# TASK PROMPT:
An exact reproduction of the records is required, with all images left out.

# RECORDS TO USE:
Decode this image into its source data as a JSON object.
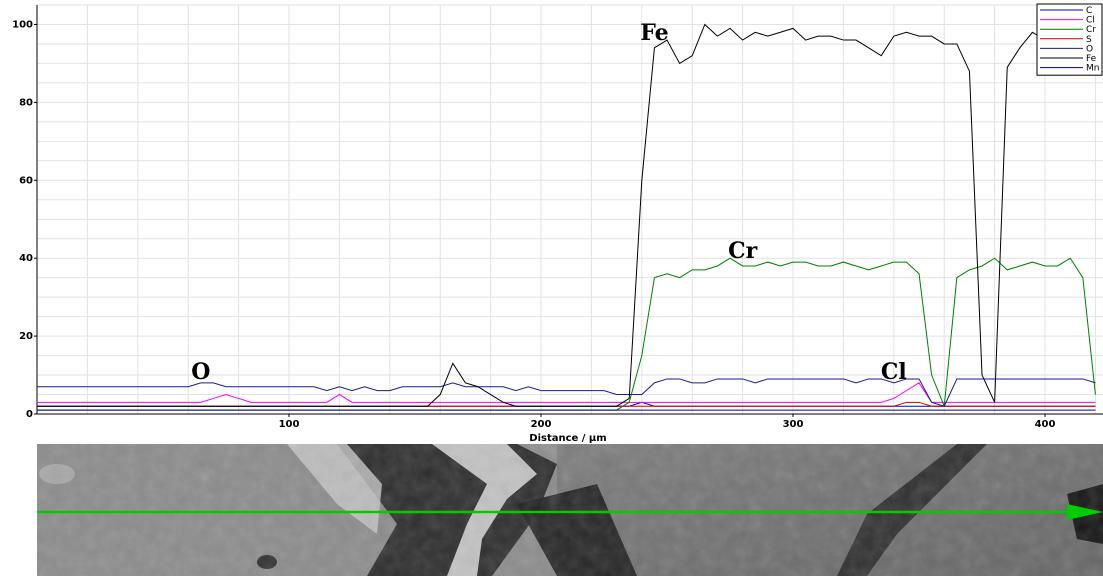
{
  "chart_data": {
    "type": "line",
    "xlabel": "Distance / µm",
    "ylabel": "",
    "xlim": [
      0,
      423
    ],
    "ylim": [
      0,
      105
    ],
    "x_ticks": [
      100,
      200,
      300,
      400
    ],
    "y_ticks": [
      0,
      20,
      40,
      60,
      80,
      100
    ],
    "grid": true,
    "legend_position": "top-right",
    "x": [
      0,
      5,
      10,
      15,
      20,
      25,
      30,
      35,
      40,
      45,
      50,
      55,
      60,
      65,
      70,
      75,
      80,
      85,
      90,
      95,
      100,
      105,
      110,
      115,
      120,
      125,
      130,
      135,
      140,
      145,
      150,
      155,
      160,
      165,
      170,
      175,
      180,
      185,
      190,
      195,
      200,
      205,
      210,
      215,
      220,
      225,
      230,
      235,
      240,
      245,
      250,
      255,
      260,
      265,
      270,
      275,
      280,
      285,
      290,
      295,
      300,
      305,
      310,
      315,
      320,
      325,
      330,
      335,
      340,
      345,
      350,
      355,
      360,
      365,
      370,
      375,
      380,
      385,
      390,
      395,
      400,
      405,
      410,
      415,
      420
    ],
    "series": [
      {
        "name": "C",
        "color": "#0000cc",
        "values": [
          2,
          2,
          2,
          2,
          2,
          2,
          2,
          2,
          2,
          2,
          2,
          2,
          2,
          2,
          2,
          2,
          2,
          2,
          2,
          2,
          2,
          2,
          2,
          2,
          2,
          2,
          2,
          2,
          2,
          2,
          2,
          2,
          2,
          2,
          2,
          2,
          2,
          2,
          2,
          2,
          2,
          2,
          2,
          2,
          2,
          2,
          2,
          2,
          3,
          2,
          2,
          2,
          2,
          2,
          2,
          2,
          2,
          2,
          2,
          2,
          2,
          2,
          2,
          2,
          2,
          2,
          2,
          2,
          2,
          2,
          2,
          2,
          2,
          2,
          2,
          2,
          2,
          2,
          2,
          2,
          2,
          2,
          2,
          2,
          2
        ]
      },
      {
        "name": "Cl",
        "color": "#ff00ff",
        "values": [
          3,
          3,
          3,
          3,
          3,
          3,
          3,
          3,
          3,
          3,
          3,
          3,
          3,
          3,
          4,
          5,
          4,
          3,
          3,
          3,
          3,
          3,
          3,
          3,
          5,
          3,
          3,
          3,
          3,
          3,
          3,
          3,
          3,
          3,
          3,
          3,
          3,
          3,
          3,
          3,
          3,
          3,
          3,
          3,
          3,
          3,
          3,
          3,
          3,
          3,
          3,
          3,
          3,
          3,
          3,
          3,
          3,
          3,
          3,
          3,
          3,
          3,
          3,
          3,
          3,
          3,
          3,
          3,
          4,
          6,
          8,
          3,
          3,
          3,
          3,
          3,
          3,
          3,
          3,
          3,
          3,
          3,
          3,
          3,
          3
        ]
      },
      {
        "name": "Cr",
        "color": "#008000",
        "values": [
          1,
          1,
          1,
          1,
          1,
          1,
          1,
          1,
          1,
          1,
          1,
          1,
          1,
          1,
          1,
          1,
          1,
          1,
          1,
          1,
          1,
          1,
          1,
          1,
          1,
          1,
          1,
          1,
          1,
          1,
          1,
          1,
          1,
          1,
          1,
          1,
          1,
          1,
          1,
          1,
          1,
          1,
          1,
          1,
          1,
          1,
          1,
          3,
          15,
          35,
          36,
          35,
          37,
          37,
          38,
          40,
          38,
          38,
          39,
          38,
          39,
          39,
          38,
          38,
          39,
          38,
          37,
          38,
          39,
          39,
          36,
          10,
          2,
          35,
          37,
          38,
          40,
          37,
          38,
          39,
          38,
          38,
          40,
          35,
          5
        ]
      },
      {
        "name": "S",
        "color": "#cc0000",
        "values": [
          2,
          2,
          2,
          2,
          2,
          2,
          2,
          2,
          2,
          2,
          2,
          2,
          2,
          2,
          2,
          2,
          2,
          2,
          2,
          2,
          2,
          2,
          2,
          2,
          2,
          2,
          2,
          2,
          2,
          2,
          2,
          2,
          2,
          2,
          2,
          2,
          2,
          2,
          2,
          2,
          2,
          2,
          2,
          2,
          2,
          2,
          2,
          2,
          2,
          2,
          2,
          2,
          2,
          2,
          2,
          2,
          2,
          2,
          2,
          2,
          2,
          2,
          2,
          2,
          2,
          2,
          2,
          2,
          2,
          3,
          3,
          2,
          2,
          2,
          2,
          2,
          2,
          2,
          2,
          2,
          2,
          2,
          2,
          2,
          2
        ]
      },
      {
        "name": "O",
        "color": "#1a1a99",
        "values": [
          7,
          7,
          7,
          7,
          7,
          7,
          7,
          7,
          7,
          7,
          7,
          7,
          7,
          8,
          8,
          7,
          7,
          7,
          7,
          7,
          7,
          7,
          7,
          6,
          7,
          6,
          7,
          6,
          6,
          7,
          7,
          7,
          7,
          8,
          7,
          7,
          7,
          7,
          6,
          7,
          6,
          6,
          6,
          6,
          6,
          6,
          5,
          5,
          5,
          8,
          9,
          9,
          8,
          8,
          9,
          9,
          9,
          8,
          9,
          9,
          9,
          9,
          9,
          9,
          9,
          8,
          9,
          9,
          8,
          9,
          9,
          3,
          2,
          9,
          9,
          9,
          9,
          9,
          9,
          9,
          9,
          9,
          9,
          9,
          8
        ]
      },
      {
        "name": "Fe",
        "color": "#000000",
        "values": [
          2,
          2,
          2,
          2,
          2,
          2,
          2,
          2,
          2,
          2,
          2,
          2,
          2,
          2,
          2,
          2,
          2,
          2,
          2,
          2,
          2,
          2,
          2,
          2,
          2,
          2,
          2,
          2,
          2,
          2,
          2,
          2,
          5,
          13,
          8,
          7,
          5,
          3,
          2,
          2,
          2,
          2,
          2,
          2,
          2,
          2,
          2,
          4,
          60,
          94,
          96,
          90,
          92,
          100,
          97,
          99,
          96,
          98,
          97,
          98,
          99,
          96,
          97,
          97,
          96,
          96,
          94,
          92,
          97,
          98,
          97,
          97,
          95,
          95,
          88,
          10,
          3,
          89,
          94,
          98,
          96,
          94,
          95,
          94,
          95
        ]
      },
      {
        "name": "Mn",
        "color": "#000088",
        "values": [
          1,
          1,
          1,
          1,
          1,
          1,
          1,
          1,
          1,
          1,
          1,
          1,
          1,
          1,
          1,
          1,
          1,
          1,
          1,
          1,
          1,
          1,
          1,
          1,
          1,
          1,
          1,
          1,
          1,
          1,
          1,
          1,
          1,
          1,
          1,
          1,
          1,
          1,
          1,
          1,
          1,
          1,
          1,
          1,
          1,
          1,
          1,
          1,
          1,
          1,
          1,
          1,
          1,
          1,
          1,
          1,
          1,
          1,
          1,
          1,
          1,
          1,
          1,
          1,
          1,
          1,
          1,
          1,
          1,
          1,
          1,
          1,
          1,
          1,
          1,
          1,
          1,
          1,
          1,
          1,
          1,
          1,
          1,
          1,
          1
        ]
      }
    ],
    "annotations": [
      {
        "text": "Fe",
        "x": 245,
        "y": 96
      },
      {
        "text": "Cr",
        "x": 280,
        "y": 40
      },
      {
        "text": "O",
        "x": 65,
        "y": 9
      },
      {
        "text": "Cl",
        "x": 340,
        "y": 9
      }
    ]
  },
  "sem_image": {
    "description_colors": [
      "#6e6e6e",
      "#2a2a2a",
      "#d8d8d8",
      "#9a9a9a"
    ],
    "scan_line_color": "#00cc00",
    "arrow_icon": "arrow-right-icon"
  }
}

# SOLUTION FOR THIS PROBLEM:
Decode this image into its source data as a JSON object.
{
  "chart_data": {
    "type": "line",
    "xlabel": "Distance / µm",
    "ylabel": "",
    "xlim": [
      0,
      423
    ],
    "ylim": [
      0,
      105
    ],
    "x_ticks": [
      100,
      200,
      300,
      400
    ],
    "y_ticks": [
      0,
      20,
      40,
      60,
      80,
      100
    ],
    "grid": true,
    "legend_position": "top-right",
    "x": [
      0,
      5,
      10,
      15,
      20,
      25,
      30,
      35,
      40,
      45,
      50,
      55,
      60,
      65,
      70,
      75,
      80,
      85,
      90,
      95,
      100,
      105,
      110,
      115,
      120,
      125,
      130,
      135,
      140,
      145,
      150,
      155,
      160,
      165,
      170,
      175,
      180,
      185,
      190,
      195,
      200,
      205,
      210,
      215,
      220,
      225,
      230,
      235,
      240,
      245,
      250,
      255,
      260,
      265,
      270,
      275,
      280,
      285,
      290,
      295,
      300,
      305,
      310,
      315,
      320,
      325,
      330,
      335,
      340,
      345,
      350,
      355,
      360,
      365,
      370,
      375,
      380,
      385,
      390,
      395,
      400,
      405,
      410,
      415,
      420
    ],
    "series": [
      {
        "name": "C",
        "color": "#0000cc",
        "values": [
          2,
          2,
          2,
          2,
          2,
          2,
          2,
          2,
          2,
          2,
          2,
          2,
          2,
          2,
          2,
          2,
          2,
          2,
          2,
          2,
          2,
          2,
          2,
          2,
          2,
          2,
          2,
          2,
          2,
          2,
          2,
          2,
          2,
          2,
          2,
          2,
          2,
          2,
          2,
          2,
          2,
          2,
          2,
          2,
          2,
          2,
          2,
          2,
          3,
          2,
          2,
          2,
          2,
          2,
          2,
          2,
          2,
          2,
          2,
          2,
          2,
          2,
          2,
          2,
          2,
          2,
          2,
          2,
          2,
          2,
          2,
          2,
          2,
          2,
          2,
          2,
          2,
          2,
          2,
          2,
          2,
          2,
          2,
          2,
          2
        ]
      },
      {
        "name": "Cl",
        "color": "#ff00ff",
        "values": [
          3,
          3,
          3,
          3,
          3,
          3,
          3,
          3,
          3,
          3,
          3,
          3,
          3,
          3,
          4,
          5,
          4,
          3,
          3,
          3,
          3,
          3,
          3,
          3,
          5,
          3,
          3,
          3,
          3,
          3,
          3,
          3,
          3,
          3,
          3,
          3,
          3,
          3,
          3,
          3,
          3,
          3,
          3,
          3,
          3,
          3,
          3,
          3,
          3,
          3,
          3,
          3,
          3,
          3,
          3,
          3,
          3,
          3,
          3,
          3,
          3,
          3,
          3,
          3,
          3,
          3,
          3,
          3,
          4,
          6,
          8,
          3,
          3,
          3,
          3,
          3,
          3,
          3,
          3,
          3,
          3,
          3,
          3,
          3,
          3
        ]
      },
      {
        "name": "Cr",
        "color": "#008000",
        "values": [
          1,
          1,
          1,
          1,
          1,
          1,
          1,
          1,
          1,
          1,
          1,
          1,
          1,
          1,
          1,
          1,
          1,
          1,
          1,
          1,
          1,
          1,
          1,
          1,
          1,
          1,
          1,
          1,
          1,
          1,
          1,
          1,
          1,
          1,
          1,
          1,
          1,
          1,
          1,
          1,
          1,
          1,
          1,
          1,
          1,
          1,
          1,
          3,
          15,
          35,
          36,
          35,
          37,
          37,
          38,
          40,
          38,
          38,
          39,
          38,
          39,
          39,
          38,
          38,
          39,
          38,
          37,
          38,
          39,
          39,
          36,
          10,
          2,
          35,
          37,
          38,
          40,
          37,
          38,
          39,
          38,
          38,
          40,
          35,
          5
        ]
      },
      {
        "name": "S",
        "color": "#cc0000",
        "values": [
          2,
          2,
          2,
          2,
          2,
          2,
          2,
          2,
          2,
          2,
          2,
          2,
          2,
          2,
          2,
          2,
          2,
          2,
          2,
          2,
          2,
          2,
          2,
          2,
          2,
          2,
          2,
          2,
          2,
          2,
          2,
          2,
          2,
          2,
          2,
          2,
          2,
          2,
          2,
          2,
          2,
          2,
          2,
          2,
          2,
          2,
          2,
          2,
          2,
          2,
          2,
          2,
          2,
          2,
          2,
          2,
          2,
          2,
          2,
          2,
          2,
          2,
          2,
          2,
          2,
          2,
          2,
          2,
          2,
          3,
          3,
          2,
          2,
          2,
          2,
          2,
          2,
          2,
          2,
          2,
          2,
          2,
          2,
          2,
          2
        ]
      },
      {
        "name": "O",
        "color": "#1a1a99",
        "values": [
          7,
          7,
          7,
          7,
          7,
          7,
          7,
          7,
          7,
          7,
          7,
          7,
          7,
          8,
          8,
          7,
          7,
          7,
          7,
          7,
          7,
          7,
          7,
          6,
          7,
          6,
          7,
          6,
          6,
          7,
          7,
          7,
          7,
          8,
          7,
          7,
          7,
          7,
          6,
          7,
          6,
          6,
          6,
          6,
          6,
          6,
          5,
          5,
          5,
          8,
          9,
          9,
          8,
          8,
          9,
          9,
          9,
          8,
          9,
          9,
          9,
          9,
          9,
          9,
          9,
          8,
          9,
          9,
          8,
          9,
          9,
          3,
          2,
          9,
          9,
          9,
          9,
          9,
          9,
          9,
          9,
          9,
          9,
          9,
          8
        ]
      },
      {
        "name": "Fe",
        "color": "#000000",
        "values": [
          2,
          2,
          2,
          2,
          2,
          2,
          2,
          2,
          2,
          2,
          2,
          2,
          2,
          2,
          2,
          2,
          2,
          2,
          2,
          2,
          2,
          2,
          2,
          2,
          2,
          2,
          2,
          2,
          2,
          2,
          2,
          2,
          5,
          13,
          8,
          7,
          5,
          3,
          2,
          2,
          2,
          2,
          2,
          2,
          2,
          2,
          2,
          4,
          60,
          94,
          96,
          90,
          92,
          100,
          97,
          99,
          96,
          98,
          97,
          98,
          99,
          96,
          97,
          97,
          96,
          96,
          94,
          92,
          97,
          98,
          97,
          97,
          95,
          95,
          88,
          10,
          3,
          89,
          94,
          98,
          96,
          94,
          95,
          94,
          95
        ]
      },
      {
        "name": "Mn",
        "color": "#000088",
        "values": [
          1,
          1,
          1,
          1,
          1,
          1,
          1,
          1,
          1,
          1,
          1,
          1,
          1,
          1,
          1,
          1,
          1,
          1,
          1,
          1,
          1,
          1,
          1,
          1,
          1,
          1,
          1,
          1,
          1,
          1,
          1,
          1,
          1,
          1,
          1,
          1,
          1,
          1,
          1,
          1,
          1,
          1,
          1,
          1,
          1,
          1,
          1,
          1,
          1,
          1,
          1,
          1,
          1,
          1,
          1,
          1,
          1,
          1,
          1,
          1,
          1,
          1,
          1,
          1,
          1,
          1,
          1,
          1,
          1,
          1,
          1,
          1,
          1,
          1,
          1,
          1,
          1,
          1,
          1,
          1,
          1,
          1,
          1,
          1,
          1
        ]
      }
    ],
    "annotations": [
      {
        "text": "Fe",
        "x": 245,
        "y": 96
      },
      {
        "text": "Cr",
        "x": 280,
        "y": 40
      },
      {
        "text": "O",
        "x": 65,
        "y": 9
      },
      {
        "text": "Cl",
        "x": 340,
        "y": 9
      }
    ]
  },
  "sem_image": {
    "description_colors": [
      "#6e6e6e",
      "#2a2a2a",
      "#d8d8d8",
      "#9a9a9a"
    ],
    "scan_line_color": "#00cc00",
    "arrow_icon": "arrow-right-icon"
  }
}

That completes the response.